__INSTRUCTION__: Read through the records below and copy each line that uses the word "Microsoft".

__RECORDS FOR PROCESSING__:
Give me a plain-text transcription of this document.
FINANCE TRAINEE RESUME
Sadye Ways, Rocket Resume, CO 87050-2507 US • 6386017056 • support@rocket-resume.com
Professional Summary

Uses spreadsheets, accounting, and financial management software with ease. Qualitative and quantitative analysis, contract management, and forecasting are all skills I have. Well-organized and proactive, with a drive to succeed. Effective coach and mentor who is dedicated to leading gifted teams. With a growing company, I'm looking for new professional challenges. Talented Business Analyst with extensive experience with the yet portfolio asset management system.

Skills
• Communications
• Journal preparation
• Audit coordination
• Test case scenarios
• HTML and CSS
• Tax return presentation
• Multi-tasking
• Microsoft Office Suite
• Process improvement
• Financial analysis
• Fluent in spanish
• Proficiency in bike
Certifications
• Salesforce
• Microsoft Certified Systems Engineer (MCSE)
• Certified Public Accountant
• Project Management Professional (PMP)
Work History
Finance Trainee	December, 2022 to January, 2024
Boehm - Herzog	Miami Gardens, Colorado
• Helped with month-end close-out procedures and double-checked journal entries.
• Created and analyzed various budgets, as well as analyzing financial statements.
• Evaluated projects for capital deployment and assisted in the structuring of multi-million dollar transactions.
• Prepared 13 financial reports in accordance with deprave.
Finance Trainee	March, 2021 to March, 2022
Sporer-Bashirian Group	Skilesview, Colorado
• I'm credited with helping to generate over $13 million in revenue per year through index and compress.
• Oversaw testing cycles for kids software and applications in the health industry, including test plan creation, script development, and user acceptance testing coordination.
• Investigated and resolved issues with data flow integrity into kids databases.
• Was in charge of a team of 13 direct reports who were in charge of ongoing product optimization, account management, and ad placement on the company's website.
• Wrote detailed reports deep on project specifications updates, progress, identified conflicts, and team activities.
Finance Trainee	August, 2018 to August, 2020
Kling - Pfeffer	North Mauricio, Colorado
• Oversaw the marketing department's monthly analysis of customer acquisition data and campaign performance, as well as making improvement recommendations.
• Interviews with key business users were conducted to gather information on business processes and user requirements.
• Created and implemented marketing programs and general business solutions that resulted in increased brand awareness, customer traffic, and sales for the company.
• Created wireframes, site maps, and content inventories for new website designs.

__RESULT BELOW__:
• Microsoft Office Suite
• Microsoft Certified Systems Engineer (MCSE)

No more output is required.